> [Objective]: Return the full material exactly.

> [The records]:
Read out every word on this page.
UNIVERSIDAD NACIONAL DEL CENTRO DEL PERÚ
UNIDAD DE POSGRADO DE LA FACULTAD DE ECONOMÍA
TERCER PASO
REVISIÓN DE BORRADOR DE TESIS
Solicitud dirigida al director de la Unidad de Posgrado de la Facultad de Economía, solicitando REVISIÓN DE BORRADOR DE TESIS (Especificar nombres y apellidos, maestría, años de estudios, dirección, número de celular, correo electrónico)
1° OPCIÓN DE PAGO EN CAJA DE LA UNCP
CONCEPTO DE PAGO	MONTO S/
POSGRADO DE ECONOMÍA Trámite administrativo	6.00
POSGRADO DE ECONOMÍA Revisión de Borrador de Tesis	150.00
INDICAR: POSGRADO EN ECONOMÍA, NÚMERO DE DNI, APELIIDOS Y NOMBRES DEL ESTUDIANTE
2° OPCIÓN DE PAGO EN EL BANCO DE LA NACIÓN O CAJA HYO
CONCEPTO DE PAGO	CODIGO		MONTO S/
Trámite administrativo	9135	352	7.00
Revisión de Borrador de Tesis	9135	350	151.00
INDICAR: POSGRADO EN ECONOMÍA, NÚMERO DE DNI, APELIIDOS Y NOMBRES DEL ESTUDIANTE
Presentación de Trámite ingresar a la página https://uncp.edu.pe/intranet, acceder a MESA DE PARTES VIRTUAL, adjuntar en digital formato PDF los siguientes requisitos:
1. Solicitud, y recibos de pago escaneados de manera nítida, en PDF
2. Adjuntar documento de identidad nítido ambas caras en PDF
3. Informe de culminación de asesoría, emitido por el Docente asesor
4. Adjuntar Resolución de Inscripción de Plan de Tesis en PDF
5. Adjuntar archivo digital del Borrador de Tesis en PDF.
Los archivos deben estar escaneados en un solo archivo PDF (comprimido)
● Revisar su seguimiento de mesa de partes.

> [Written reply]:
Read out every word on this page.
UNIVERSIDAD NACIONAL DEL CENTRO DEL PERÚ
UNIDAD DE POSGRADO DE LA FACULTAD DE ECONOMÍA
TERCER PASO
REVISIÓN DE BORRADOR DE TESIS
Solicitud dirigida al director de la Unidad de Posgrado de la Facultad de Economía, solicitando REVISIÓN DE BORRADOR DE TESIS (Especificar nombres y apellidos, maestría, años de estudios, dirección, número de celular, correo electrónico)
1° OPCIÓN DE PAGO EN CAJA DE LA UNCP
CONCEPTO DE PAGO	MONTO S/
POSGRADO DE ECONOMÍA Trámite administrativo	6.00
POSGRADO DE ECONOMÍA Revisión de Borrador de Tesis	150.00
INDICAR: POSGRADO EN ECONOMÍA, NÚMERO DE DNI, APELIIDOS Y NOMBRES DEL ESTUDIANTE
2° OPCIÓN DE PAGO EN EL BANCO DE LA NACIÓN O CAJA HYO
CONCEPTO DE PAGO	CODIGO		MONTO S/
Trámite administrativo	9135	352	7.00
Revisión de Borrador de Tesis	9135	350	151.00
INDICAR: POSGRADO EN ECONOMÍA, NÚMERO DE DNI, APELIIDOS Y NOMBRES DEL ESTUDIANTE
Presentación de Trámite ingresar a la página https://uncp.edu.pe/intranet, acceder a MESA DE PARTES VIRTUAL, adjuntar en digital formato PDF los siguientes requisitos:
1. Solicitud, y recibos de pago escaneados de manera nítida, en PDF
2. Adjuntar documento de identidad nítido ambas caras en PDF
3. Informe de culminación de asesoría, emitido por el Docente asesor
4. Adjuntar Resolución de Inscripción de Plan de Tesis en PDF
5. Adjuntar archivo digital del Borrador de Tesis en PDF.
Los archivos deben estar escaneados en un solo archivo PDF (comprimido)
● Revisar su seguimiento de mesa de partes.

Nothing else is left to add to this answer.